··· The data

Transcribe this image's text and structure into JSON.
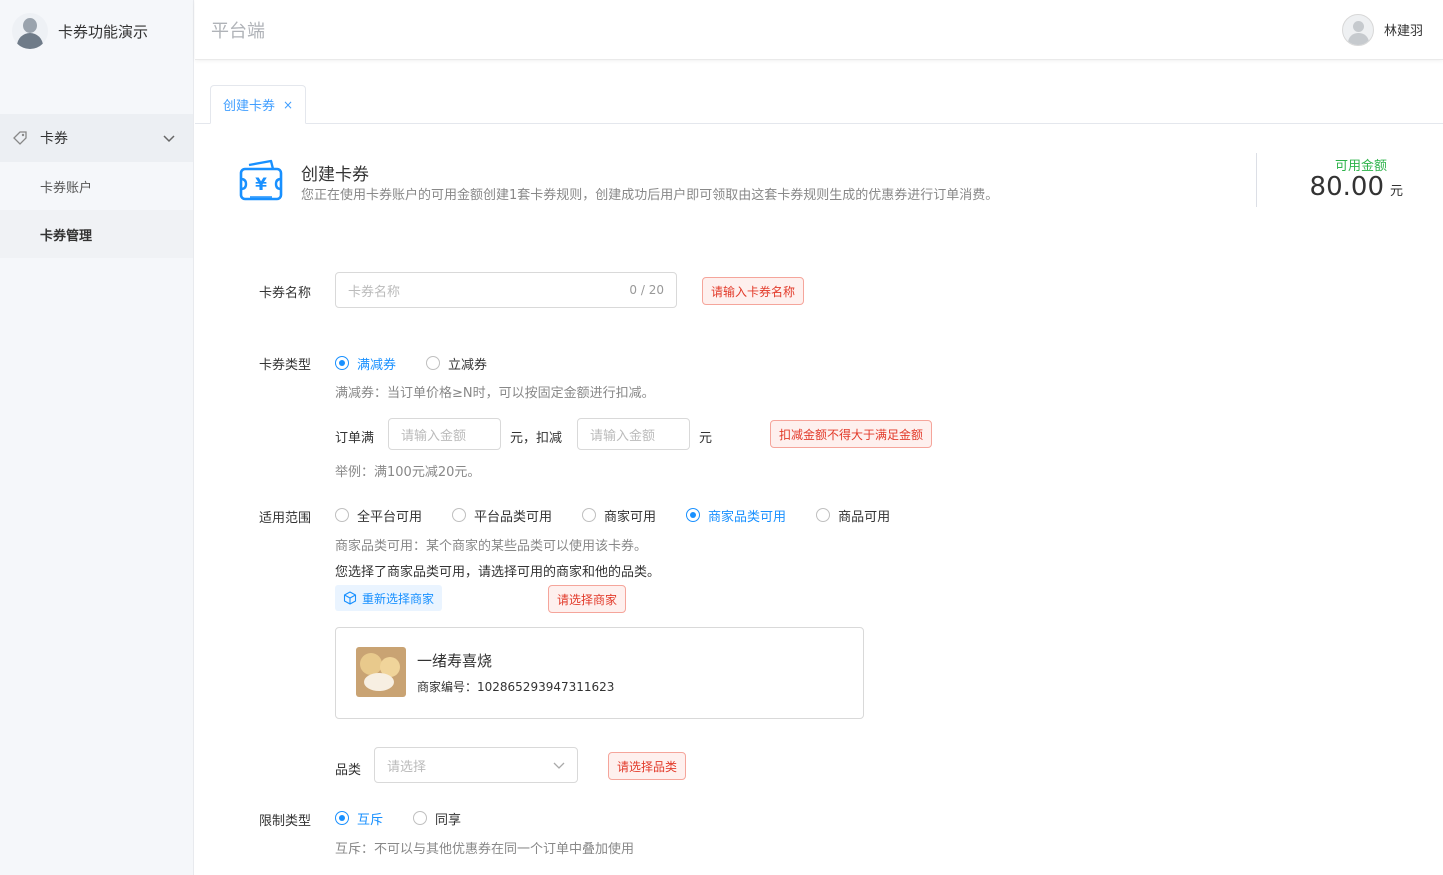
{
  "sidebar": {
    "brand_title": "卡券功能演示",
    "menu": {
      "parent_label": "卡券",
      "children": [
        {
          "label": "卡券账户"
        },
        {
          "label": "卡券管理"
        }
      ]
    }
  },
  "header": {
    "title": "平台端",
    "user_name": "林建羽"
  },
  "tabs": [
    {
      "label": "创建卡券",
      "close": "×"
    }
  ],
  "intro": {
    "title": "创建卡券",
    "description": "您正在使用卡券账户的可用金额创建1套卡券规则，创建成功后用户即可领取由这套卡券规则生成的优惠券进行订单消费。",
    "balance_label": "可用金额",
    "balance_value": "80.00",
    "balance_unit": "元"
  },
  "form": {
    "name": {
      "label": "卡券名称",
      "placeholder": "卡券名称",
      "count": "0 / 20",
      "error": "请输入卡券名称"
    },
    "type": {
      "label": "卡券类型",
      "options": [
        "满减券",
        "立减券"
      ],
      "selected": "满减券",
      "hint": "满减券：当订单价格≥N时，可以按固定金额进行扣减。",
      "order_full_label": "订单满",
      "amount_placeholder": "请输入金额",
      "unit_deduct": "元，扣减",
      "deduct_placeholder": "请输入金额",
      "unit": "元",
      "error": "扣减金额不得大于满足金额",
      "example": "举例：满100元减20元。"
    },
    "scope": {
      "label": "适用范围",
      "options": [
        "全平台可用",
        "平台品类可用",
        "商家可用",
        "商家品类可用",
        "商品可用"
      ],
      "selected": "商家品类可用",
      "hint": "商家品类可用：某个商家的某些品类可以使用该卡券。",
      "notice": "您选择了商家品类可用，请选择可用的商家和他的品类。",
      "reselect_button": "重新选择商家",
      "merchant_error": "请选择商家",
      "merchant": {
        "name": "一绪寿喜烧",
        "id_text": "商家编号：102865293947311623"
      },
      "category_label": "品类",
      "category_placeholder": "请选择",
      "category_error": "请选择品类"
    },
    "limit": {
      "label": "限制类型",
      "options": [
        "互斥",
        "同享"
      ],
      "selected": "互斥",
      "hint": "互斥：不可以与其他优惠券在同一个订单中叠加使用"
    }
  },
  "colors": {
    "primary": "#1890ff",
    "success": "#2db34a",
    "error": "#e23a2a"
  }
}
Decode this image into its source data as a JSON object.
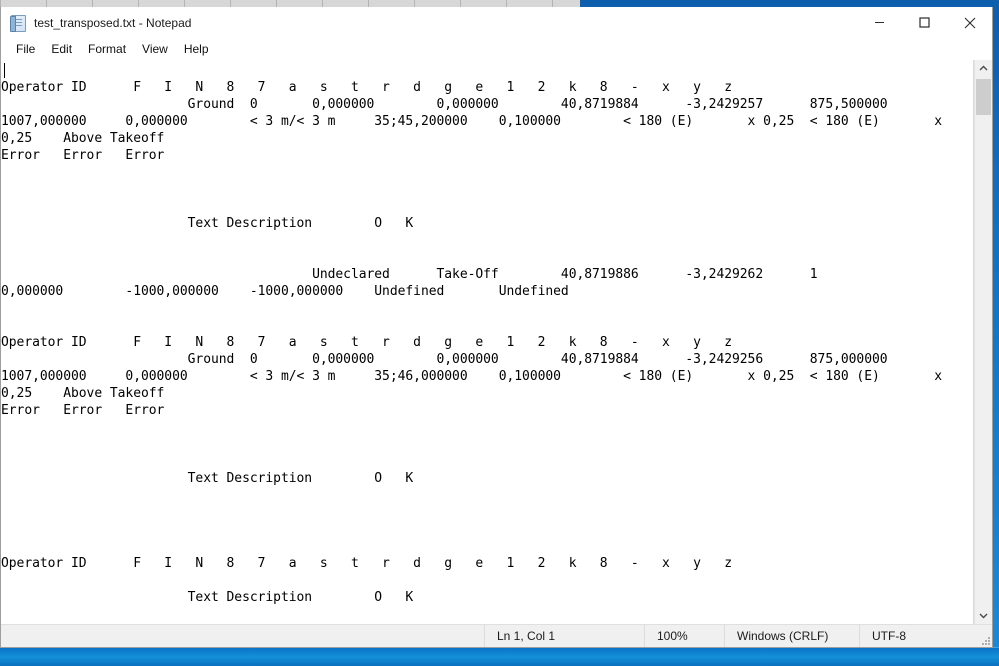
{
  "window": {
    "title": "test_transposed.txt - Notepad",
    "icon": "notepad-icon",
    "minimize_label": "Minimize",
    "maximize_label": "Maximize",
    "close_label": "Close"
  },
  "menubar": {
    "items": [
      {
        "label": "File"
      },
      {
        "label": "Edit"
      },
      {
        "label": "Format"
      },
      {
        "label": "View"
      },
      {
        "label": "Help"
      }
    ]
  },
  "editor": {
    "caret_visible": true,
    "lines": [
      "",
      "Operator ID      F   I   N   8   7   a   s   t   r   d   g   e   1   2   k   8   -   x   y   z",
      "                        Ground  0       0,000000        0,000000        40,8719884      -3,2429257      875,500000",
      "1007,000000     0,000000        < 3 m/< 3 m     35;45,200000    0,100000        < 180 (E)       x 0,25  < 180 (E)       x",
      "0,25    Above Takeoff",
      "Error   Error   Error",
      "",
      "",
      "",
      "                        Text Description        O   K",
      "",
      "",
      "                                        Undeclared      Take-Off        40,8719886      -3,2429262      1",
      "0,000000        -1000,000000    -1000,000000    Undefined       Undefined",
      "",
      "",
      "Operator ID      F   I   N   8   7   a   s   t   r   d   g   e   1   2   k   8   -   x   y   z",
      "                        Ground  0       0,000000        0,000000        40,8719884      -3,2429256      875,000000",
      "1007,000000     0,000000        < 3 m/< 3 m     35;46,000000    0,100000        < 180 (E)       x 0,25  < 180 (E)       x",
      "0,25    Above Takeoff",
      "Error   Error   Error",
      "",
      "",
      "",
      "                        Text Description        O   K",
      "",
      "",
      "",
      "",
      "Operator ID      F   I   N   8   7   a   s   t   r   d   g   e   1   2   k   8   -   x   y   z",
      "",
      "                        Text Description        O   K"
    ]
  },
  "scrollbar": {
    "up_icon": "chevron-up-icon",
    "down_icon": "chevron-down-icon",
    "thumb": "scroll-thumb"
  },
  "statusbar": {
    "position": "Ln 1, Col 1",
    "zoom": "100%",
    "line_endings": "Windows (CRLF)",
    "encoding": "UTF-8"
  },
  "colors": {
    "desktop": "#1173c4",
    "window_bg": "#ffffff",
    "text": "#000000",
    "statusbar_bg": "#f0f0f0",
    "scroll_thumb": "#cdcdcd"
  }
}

······
··· The data

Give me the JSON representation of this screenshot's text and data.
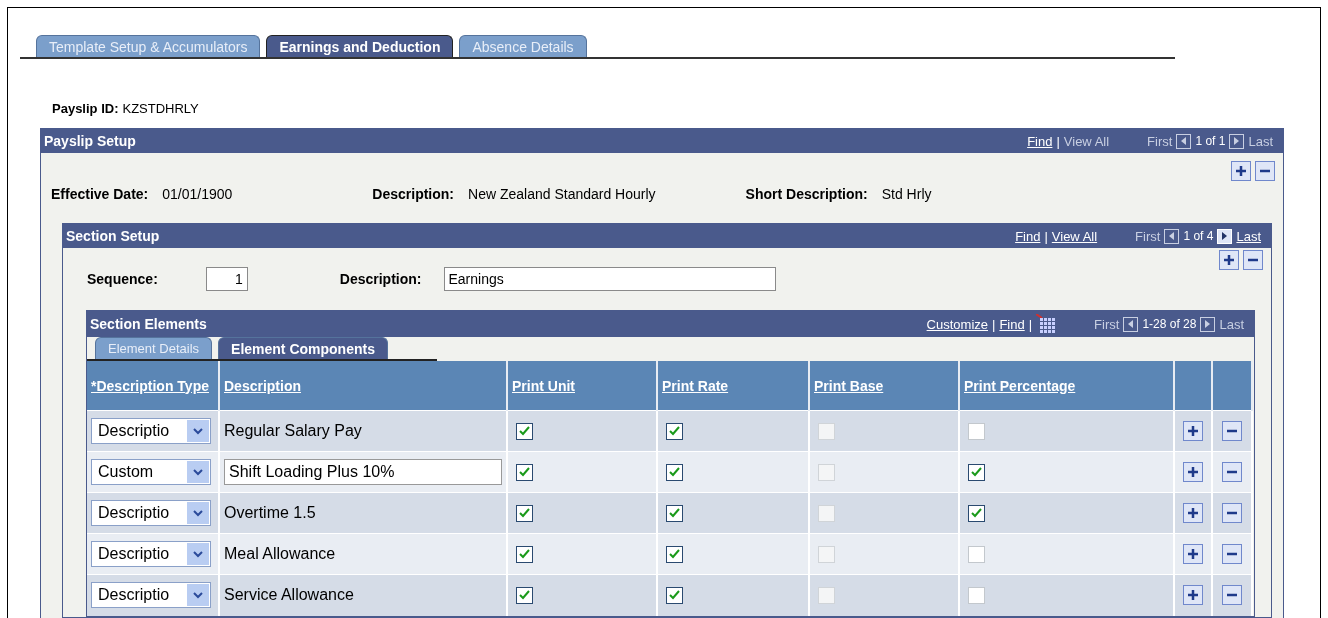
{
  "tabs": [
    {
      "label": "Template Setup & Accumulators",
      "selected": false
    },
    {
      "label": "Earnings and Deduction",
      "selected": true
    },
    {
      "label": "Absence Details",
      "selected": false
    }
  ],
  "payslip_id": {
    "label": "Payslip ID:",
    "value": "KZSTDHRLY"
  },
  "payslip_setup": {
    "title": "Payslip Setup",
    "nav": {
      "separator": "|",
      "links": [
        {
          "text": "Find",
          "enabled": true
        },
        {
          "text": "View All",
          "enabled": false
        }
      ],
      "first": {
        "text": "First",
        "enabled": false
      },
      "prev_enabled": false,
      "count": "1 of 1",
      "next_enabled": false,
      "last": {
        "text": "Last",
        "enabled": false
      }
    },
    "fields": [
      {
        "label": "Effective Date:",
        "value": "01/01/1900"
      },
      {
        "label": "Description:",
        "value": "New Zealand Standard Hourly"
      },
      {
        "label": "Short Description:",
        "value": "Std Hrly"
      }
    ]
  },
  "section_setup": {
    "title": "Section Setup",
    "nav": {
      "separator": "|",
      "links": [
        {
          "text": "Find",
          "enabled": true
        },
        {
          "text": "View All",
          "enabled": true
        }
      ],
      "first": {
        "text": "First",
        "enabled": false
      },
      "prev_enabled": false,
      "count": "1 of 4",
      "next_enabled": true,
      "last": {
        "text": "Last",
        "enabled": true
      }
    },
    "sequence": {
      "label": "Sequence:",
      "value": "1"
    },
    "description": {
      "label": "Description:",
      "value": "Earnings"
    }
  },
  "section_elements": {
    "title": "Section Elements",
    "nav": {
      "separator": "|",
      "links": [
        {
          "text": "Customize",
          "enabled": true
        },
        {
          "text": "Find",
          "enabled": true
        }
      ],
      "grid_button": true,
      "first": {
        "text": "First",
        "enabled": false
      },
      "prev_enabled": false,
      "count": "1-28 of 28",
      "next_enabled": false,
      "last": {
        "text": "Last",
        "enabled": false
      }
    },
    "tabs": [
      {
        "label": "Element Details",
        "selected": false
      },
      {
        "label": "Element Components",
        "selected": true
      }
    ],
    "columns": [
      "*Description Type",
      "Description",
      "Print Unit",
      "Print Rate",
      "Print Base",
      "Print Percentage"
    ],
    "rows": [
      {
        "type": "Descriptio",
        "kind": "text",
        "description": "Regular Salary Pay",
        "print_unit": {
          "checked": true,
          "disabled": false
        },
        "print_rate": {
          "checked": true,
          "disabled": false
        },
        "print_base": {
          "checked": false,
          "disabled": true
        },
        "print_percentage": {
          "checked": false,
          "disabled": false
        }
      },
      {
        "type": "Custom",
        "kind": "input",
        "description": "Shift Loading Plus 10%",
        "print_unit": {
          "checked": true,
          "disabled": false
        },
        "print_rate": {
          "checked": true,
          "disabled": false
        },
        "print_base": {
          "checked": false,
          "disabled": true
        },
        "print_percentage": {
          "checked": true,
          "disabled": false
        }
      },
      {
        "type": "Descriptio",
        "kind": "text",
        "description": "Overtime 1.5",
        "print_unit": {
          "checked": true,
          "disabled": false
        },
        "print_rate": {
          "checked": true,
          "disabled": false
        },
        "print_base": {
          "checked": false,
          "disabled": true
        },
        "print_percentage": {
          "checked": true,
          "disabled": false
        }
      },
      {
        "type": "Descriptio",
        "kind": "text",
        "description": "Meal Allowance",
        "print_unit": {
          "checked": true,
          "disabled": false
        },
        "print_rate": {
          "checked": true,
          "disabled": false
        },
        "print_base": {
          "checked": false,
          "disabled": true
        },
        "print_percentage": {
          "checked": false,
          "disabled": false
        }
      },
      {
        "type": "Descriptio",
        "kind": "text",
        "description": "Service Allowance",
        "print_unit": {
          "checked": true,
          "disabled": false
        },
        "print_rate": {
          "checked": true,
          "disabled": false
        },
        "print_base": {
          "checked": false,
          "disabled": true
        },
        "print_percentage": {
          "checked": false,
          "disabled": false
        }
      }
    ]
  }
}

······
··· The data

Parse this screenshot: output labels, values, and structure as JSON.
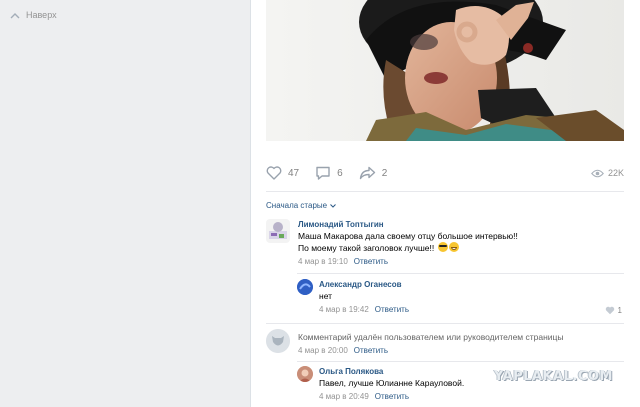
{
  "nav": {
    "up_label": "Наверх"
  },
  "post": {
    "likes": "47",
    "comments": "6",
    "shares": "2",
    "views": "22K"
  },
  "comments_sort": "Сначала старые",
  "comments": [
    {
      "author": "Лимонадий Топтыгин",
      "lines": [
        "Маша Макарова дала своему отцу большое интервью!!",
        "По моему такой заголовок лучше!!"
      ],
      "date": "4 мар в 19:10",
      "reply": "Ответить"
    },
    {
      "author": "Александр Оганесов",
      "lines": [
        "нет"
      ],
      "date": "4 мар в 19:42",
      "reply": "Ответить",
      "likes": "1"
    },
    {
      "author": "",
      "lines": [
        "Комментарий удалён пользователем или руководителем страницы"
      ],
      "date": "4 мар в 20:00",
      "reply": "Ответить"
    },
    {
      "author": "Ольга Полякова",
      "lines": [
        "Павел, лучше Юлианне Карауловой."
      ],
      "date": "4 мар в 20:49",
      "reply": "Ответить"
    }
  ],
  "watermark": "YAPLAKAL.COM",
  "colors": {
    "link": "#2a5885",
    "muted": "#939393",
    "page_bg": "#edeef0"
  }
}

······

**What needs to be done**
Check each line above for the word "JSON", and copy the lines where it appears.

**Result of the task**
Transcribe this image's text and structure into JSON.
Decode this image into its source data as a JSON object.
Give me the JSON representation of this screenshot's text and data.
Parse this screenshot: output labels, values, and structure as JSON.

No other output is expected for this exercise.